#### YOUR TASK
Emit the entire listing verbatim.

#### SUPPLIED RECORDS
◆ ◆ ◆ ◆
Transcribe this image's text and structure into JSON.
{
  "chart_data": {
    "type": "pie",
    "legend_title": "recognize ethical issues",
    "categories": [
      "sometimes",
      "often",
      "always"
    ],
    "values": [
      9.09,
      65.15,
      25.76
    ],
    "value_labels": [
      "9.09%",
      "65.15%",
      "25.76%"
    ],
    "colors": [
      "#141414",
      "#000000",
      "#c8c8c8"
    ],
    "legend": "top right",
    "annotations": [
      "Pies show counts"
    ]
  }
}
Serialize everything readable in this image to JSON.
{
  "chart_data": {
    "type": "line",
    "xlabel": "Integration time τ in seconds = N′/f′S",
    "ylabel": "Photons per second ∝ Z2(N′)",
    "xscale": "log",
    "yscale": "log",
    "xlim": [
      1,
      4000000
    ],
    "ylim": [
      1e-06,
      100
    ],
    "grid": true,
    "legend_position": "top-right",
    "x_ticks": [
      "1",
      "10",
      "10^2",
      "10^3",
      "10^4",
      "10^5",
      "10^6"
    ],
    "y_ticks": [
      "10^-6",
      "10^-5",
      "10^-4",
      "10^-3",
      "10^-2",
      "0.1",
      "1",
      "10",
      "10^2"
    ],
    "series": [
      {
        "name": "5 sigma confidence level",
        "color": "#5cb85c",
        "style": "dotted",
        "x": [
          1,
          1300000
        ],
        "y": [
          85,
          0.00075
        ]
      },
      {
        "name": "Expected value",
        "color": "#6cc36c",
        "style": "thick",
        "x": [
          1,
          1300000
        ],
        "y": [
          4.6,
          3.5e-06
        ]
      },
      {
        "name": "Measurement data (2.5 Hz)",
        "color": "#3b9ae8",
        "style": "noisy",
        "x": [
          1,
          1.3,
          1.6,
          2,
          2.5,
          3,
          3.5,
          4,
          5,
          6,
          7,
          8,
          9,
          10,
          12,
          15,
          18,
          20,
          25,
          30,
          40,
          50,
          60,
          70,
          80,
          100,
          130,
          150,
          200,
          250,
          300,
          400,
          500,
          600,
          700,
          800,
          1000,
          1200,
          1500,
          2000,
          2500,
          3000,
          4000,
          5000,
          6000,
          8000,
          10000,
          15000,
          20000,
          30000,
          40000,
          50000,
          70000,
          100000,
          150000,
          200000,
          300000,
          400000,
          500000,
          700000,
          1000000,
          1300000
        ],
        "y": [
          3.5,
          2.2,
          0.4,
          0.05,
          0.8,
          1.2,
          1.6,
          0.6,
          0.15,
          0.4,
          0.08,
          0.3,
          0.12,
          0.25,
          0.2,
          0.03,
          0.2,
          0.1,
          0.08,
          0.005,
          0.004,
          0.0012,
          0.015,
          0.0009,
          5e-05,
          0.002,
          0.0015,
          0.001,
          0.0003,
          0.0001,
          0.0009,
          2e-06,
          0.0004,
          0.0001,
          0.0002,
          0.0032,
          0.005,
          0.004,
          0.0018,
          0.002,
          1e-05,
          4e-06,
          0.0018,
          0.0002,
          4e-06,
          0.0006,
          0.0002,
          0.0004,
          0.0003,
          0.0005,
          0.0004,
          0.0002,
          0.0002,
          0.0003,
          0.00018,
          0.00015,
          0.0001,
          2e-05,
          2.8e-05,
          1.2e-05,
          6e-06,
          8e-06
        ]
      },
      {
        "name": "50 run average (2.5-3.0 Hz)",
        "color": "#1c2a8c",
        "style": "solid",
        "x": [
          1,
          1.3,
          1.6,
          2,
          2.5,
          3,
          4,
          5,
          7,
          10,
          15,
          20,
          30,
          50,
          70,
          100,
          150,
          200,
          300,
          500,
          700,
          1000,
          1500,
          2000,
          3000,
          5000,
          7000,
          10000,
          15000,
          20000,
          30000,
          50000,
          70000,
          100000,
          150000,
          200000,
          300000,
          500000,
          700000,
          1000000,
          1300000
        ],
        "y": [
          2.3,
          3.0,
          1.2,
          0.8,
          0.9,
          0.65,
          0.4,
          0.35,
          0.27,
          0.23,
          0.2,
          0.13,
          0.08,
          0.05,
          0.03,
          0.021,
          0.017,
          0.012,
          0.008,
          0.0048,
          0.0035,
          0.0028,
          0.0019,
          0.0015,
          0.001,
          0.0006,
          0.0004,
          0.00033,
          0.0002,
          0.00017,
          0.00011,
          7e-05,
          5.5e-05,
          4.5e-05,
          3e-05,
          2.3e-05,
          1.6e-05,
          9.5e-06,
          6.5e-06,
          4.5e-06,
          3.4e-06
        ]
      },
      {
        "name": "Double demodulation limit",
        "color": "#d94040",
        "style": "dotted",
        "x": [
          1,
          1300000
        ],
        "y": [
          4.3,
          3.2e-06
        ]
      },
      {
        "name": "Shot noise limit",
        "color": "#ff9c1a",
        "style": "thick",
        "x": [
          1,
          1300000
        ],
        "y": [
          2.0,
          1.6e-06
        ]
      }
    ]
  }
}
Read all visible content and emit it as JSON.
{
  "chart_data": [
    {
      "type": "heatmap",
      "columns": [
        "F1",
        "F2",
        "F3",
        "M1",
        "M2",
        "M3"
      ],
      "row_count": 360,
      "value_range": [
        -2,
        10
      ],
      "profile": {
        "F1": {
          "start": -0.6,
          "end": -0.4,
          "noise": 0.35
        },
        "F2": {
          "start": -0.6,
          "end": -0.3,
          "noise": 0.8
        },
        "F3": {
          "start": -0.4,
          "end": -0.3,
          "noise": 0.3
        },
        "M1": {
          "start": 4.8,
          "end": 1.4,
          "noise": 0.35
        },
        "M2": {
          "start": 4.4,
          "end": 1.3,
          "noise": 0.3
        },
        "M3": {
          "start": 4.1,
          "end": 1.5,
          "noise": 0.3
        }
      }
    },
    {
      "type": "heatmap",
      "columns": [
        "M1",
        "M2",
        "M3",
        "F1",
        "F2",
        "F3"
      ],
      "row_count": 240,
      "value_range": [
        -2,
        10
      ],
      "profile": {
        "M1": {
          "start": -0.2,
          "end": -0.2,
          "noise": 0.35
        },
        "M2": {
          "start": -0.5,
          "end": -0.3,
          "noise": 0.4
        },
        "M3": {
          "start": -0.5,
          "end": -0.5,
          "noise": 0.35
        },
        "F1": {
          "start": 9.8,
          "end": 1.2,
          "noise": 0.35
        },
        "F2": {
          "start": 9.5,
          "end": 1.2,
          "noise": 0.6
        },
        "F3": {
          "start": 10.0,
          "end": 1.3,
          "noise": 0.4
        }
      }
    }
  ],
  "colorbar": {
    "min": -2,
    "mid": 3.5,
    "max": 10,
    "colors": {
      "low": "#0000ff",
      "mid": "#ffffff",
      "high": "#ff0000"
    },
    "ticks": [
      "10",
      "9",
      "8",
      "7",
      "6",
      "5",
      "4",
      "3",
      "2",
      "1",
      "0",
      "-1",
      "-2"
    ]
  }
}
◆ ◆ ◆ ◆
#### COMPLETED EXERCISE
Transcribe this image's text and structure into JSON.
{
  "chart_data": {
    "type": "pie",
    "legend_title": "recognize ethical issues",
    "categories": [
      "sometimes",
      "often",
      "always"
    ],
    "values": [
      9.09,
      65.15,
      25.76
    ],
    "value_labels": [
      "9.09%",
      "65.15%",
      "25.76%"
    ],
    "colors": [
      "#141414",
      "#000000",
      "#c8c8c8"
    ],
    "legend": "top right",
    "annotations": [
      "Pies show counts"
    ]
  }
}
Serialize everything readable in this image to JSON.
{
  "chart_data": {
    "type": "line",
    "xlabel": "Integration time τ in seconds = N′/f′S",
    "ylabel": "Photons per second ∝ Z2(N′)",
    "xscale": "log",
    "yscale": "log",
    "xlim": [
      1,
      4000000
    ],
    "ylim": [
      1e-06,
      100
    ],
    "grid": true,
    "legend_position": "top-right",
    "x_ticks": [
      "1",
      "10",
      "10^2",
      "10^3",
      "10^4",
      "10^5",
      "10^6"
    ],
    "y_ticks": [
      "10^-6",
      "10^-5",
      "10^-4",
      "10^-3",
      "10^-2",
      "0.1",
      "1",
      "10",
      "10^2"
    ],
    "series": [
      {
        "name": "5 sigma confidence level",
        "color": "#5cb85c",
        "style": "dotted",
        "x": [
          1,
          1300000
        ],
        "y": [
          85,
          0.00075
        ]
      },
      {
        "name": "Expected value",
        "color": "#6cc36c",
        "style": "thick",
        "x": [
          1,
          1300000
        ],
        "y": [
          4.6,
          3.5e-06
        ]
      },
      {
        "name": "Measurement data (2.5 Hz)",
        "color": "#3b9ae8",
        "style": "noisy",
        "x": [
          1,
          1.3,
          1.6,
          2,
          2.5,
          3,
          3.5,
          4,
          5,
          6,
          7,
          8,
          9,
          10,
          12,
          15,
          18,
          20,
          25,
          30,
          40,
          50,
          60,
          70,
          80,
          100,
          130,
          150,
          200,
          250,
          300,
          400,
          500,
          600,
          700,
          800,
          1000,
          1200,
          1500,
          2000,
          2500,
          3000,
          4000,
          5000,
          6000,
          8000,
          10000,
          15000,
          20000,
          30000,
          40000,
          50000,
          70000,
          100000,
          150000,
          200000,
          300000,
          400000,
          500000,
          700000,
          1000000,
          1300000
        ],
        "y": [
          3.5,
          2.2,
          0.4,
          0.05,
          0.8,
          1.2,
          1.6,
          0.6,
          0.15,
          0.4,
          0.08,
          0.3,
          0.12,
          0.25,
          0.2,
          0.03,
          0.2,
          0.1,
          0.08,
          0.005,
          0.004,
          0.0012,
          0.015,
          0.0009,
          5e-05,
          0.002,
          0.0015,
          0.001,
          0.0003,
          0.0001,
          0.0009,
          2e-06,
          0.0004,
          0.0001,
          0.0002,
          0.0032,
          0.005,
          0.004,
          0.0018,
          0.002,
          1e-05,
          4e-06,
          0.0018,
          0.0002,
          4e-06,
          0.0006,
          0.0002,
          0.0004,
          0.0003,
          0.0005,
          0.0004,
          0.0002,
          0.0002,
          0.0003,
          0.00018,
          0.00015,
          0.0001,
          2e-05,
          2.8e-05,
          1.2e-05,
          6e-06,
          8e-06
        ]
      },
      {
        "name": "50 run average (2.5-3.0 Hz)",
        "color": "#1c2a8c",
        "style": "solid",
        "x": [
          1,
          1.3,
          1.6,
          2,
          2.5,
          3,
          4,
          5,
          7,
          10,
          15,
          20,
          30,
          50,
          70,
          100,
          150,
          200,
          300,
          500,
          700,
          1000,
          1500,
          2000,
          3000,
          5000,
          7000,
          10000,
          15000,
          20000,
          30000,
          50000,
          70000,
          100000,
          150000,
          200000,
          300000,
          500000,
          700000,
          1000000,
          1300000
        ],
        "y": [
          2.3,
          3.0,
          1.2,
          0.8,
          0.9,
          0.65,
          0.4,
          0.35,
          0.27,
          0.23,
          0.2,
          0.13,
          0.08,
          0.05,
          0.03,
          0.021,
          0.017,
          0.012,
          0.008,
          0.0048,
          0.0035,
          0.0028,
          0.0019,
          0.0015,
          0.001,
          0.0006,
          0.0004,
          0.00033,
          0.0002,
          0.00017,
          0.00011,
          7e-05,
          5.5e-05,
          4.5e-05,
          3e-05,
          2.3e-05,
          1.6e-05,
          9.5e-06,
          6.5e-06,
          4.5e-06,
          3.4e-06
        ]
      },
      {
        "name": "Double demodulation limit",
        "color": "#d94040",
        "style": "dotted",
        "x": [
          1,
          1300000
        ],
        "y": [
          4.3,
          3.2e-06
        ]
      },
      {
        "name": "Shot noise limit",
        "color": "#ff9c1a",
        "style": "thick",
        "x": [
          1,
          1300000
        ],
        "y": [
          2.0,
          1.6e-06
        ]
      }
    ]
  }
}
Read all visible content and emit it as JSON.
{
  "chart_data": [
    {
      "type": "heatmap",
      "columns": [
        "F1",
        "F2",
        "F3",
        "M1",
        "M2",
        "M3"
      ],
      "row_count": 360,
      "value_range": [
        -2,
        10
      ],
      "profile": {
        "F1": {
          "start": -0.6,
          "end": -0.4,
          "noise": 0.35
        },
        "F2": {
          "start": -0.6,
          "end": -0.3,
          "noise": 0.8
        },
        "F3": {
          "start": -0.4,
          "end": -0.3,
          "noise": 0.3
        },
        "M1": {
          "start": 4.8,
          "end": 1.4,
          "noise": 0.35
        },
        "M2": {
          "start": 4.4,
          "end": 1.3,
          "noise": 0.3
        },
        "M3": {
          "start": 4.1,
          "end": 1.5,
          "noise": 0.3
        }
      }
    },
    {
      "type": "heatmap",
      "columns": [
        "M1",
        "M2",
        "M3",
        "F1",
        "F2",
        "F3"
      ],
      "row_count": 240,
      "value_range": [
        -2,
        10
      ],
      "profile": {
        "M1": {
          "start": -0.2,
          "end": -0.2,
          "noise": 0.35
        },
        "M2": {
          "start": -0.5,
          "end": -0.3,
          "noise": 0.4
        },
        "M3": {
          "start": -0.5,
          "end": -0.5,
          "noise": 0.35
        },
        "F1": {
          "start": 9.8,
          "end": 1.2,
          "noise": 0.35
        },
        "F2": {
          "start": 9.5,
          "end": 1.2,
          "noise": 0.6
        },
        "F3": {
          "start": 10.0,
          "end": 1.3,
          "noise": 0.4
        }
      }
    }
  ],
  "colorbar": {
    "min": -2,
    "mid": 3.5,
    "max": 10,
    "colors": {
      "low": "#0000ff",
      "mid": "#ffffff",
      "high": "#ff0000"
    },
    "ticks": [
      "10",
      "9",
      "8",
      "7",
      "6",
      "5",
      "4",
      "3",
      "2",
      "1",
      "0",
      "-1",
      "-2"
    ]
  }
}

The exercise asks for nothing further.